→ **Your goal**
Images appear in the records below; leave them out and repeat everything else exactly.

→ **Records provided**
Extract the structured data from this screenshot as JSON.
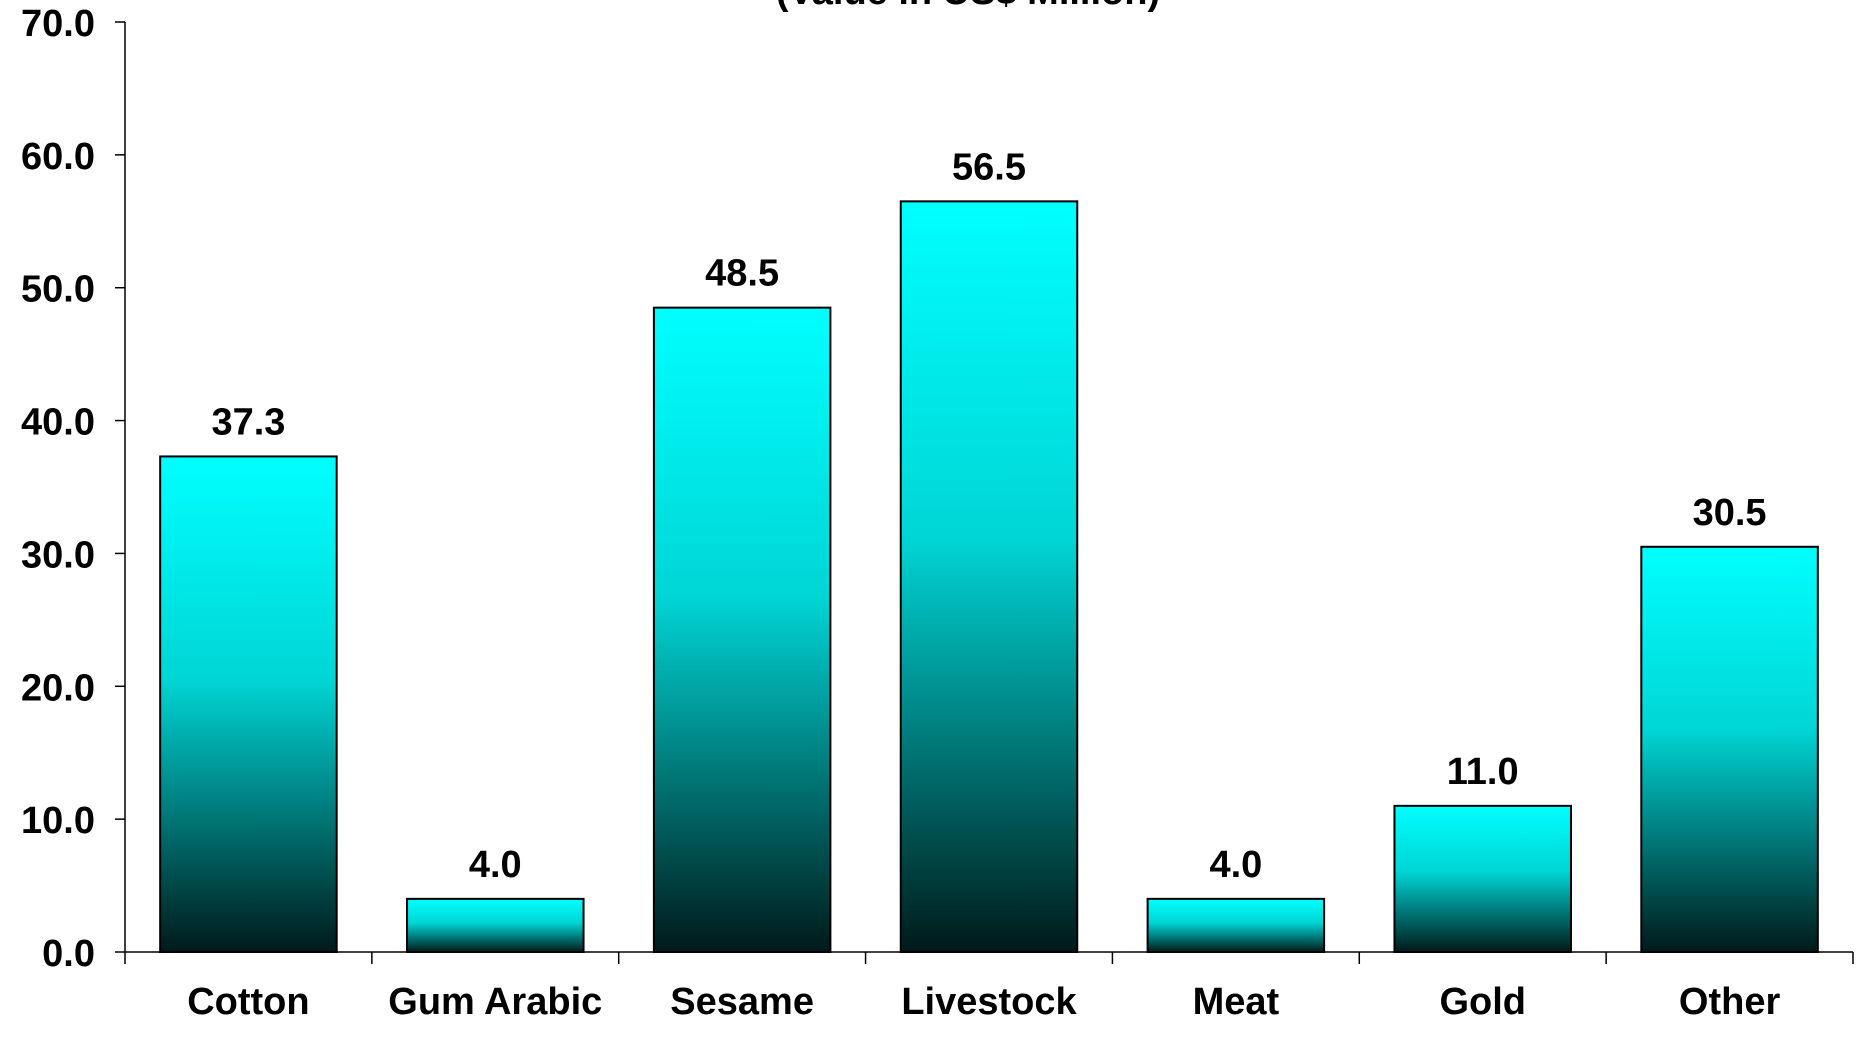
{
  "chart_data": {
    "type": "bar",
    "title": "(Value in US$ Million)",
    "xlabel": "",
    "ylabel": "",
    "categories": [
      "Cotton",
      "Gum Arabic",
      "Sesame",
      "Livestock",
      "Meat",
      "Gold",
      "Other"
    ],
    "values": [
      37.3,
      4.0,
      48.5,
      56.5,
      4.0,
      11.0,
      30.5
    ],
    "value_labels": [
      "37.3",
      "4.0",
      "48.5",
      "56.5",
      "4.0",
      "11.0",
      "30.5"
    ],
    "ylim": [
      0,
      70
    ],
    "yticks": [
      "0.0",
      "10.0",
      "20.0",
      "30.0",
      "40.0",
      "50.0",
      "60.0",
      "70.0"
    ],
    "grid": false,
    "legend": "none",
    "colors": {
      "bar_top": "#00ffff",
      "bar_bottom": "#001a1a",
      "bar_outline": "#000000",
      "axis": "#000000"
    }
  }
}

→ **Expected output**
Extract the structured data from this screenshot as JSON.
{
  "chart_data": {
    "type": "bar",
    "title": "(Value in US$ Million)",
    "xlabel": "",
    "ylabel": "",
    "categories": [
      "Cotton",
      "Gum Arabic",
      "Sesame",
      "Livestock",
      "Meat",
      "Gold",
      "Other"
    ],
    "values": [
      37.3,
      4.0,
      48.5,
      56.5,
      4.0,
      11.0,
      30.5
    ],
    "value_labels": [
      "37.3",
      "4.0",
      "48.5",
      "56.5",
      "4.0",
      "11.0",
      "30.5"
    ],
    "ylim": [
      0,
      70
    ],
    "yticks": [
      "0.0",
      "10.0",
      "20.0",
      "30.0",
      "40.0",
      "50.0",
      "60.0",
      "70.0"
    ],
    "grid": false,
    "legend": "none",
    "colors": {
      "bar_top": "#00ffff",
      "bar_bottom": "#001a1a",
      "bar_outline": "#000000",
      "axis": "#000000"
    }
  }
}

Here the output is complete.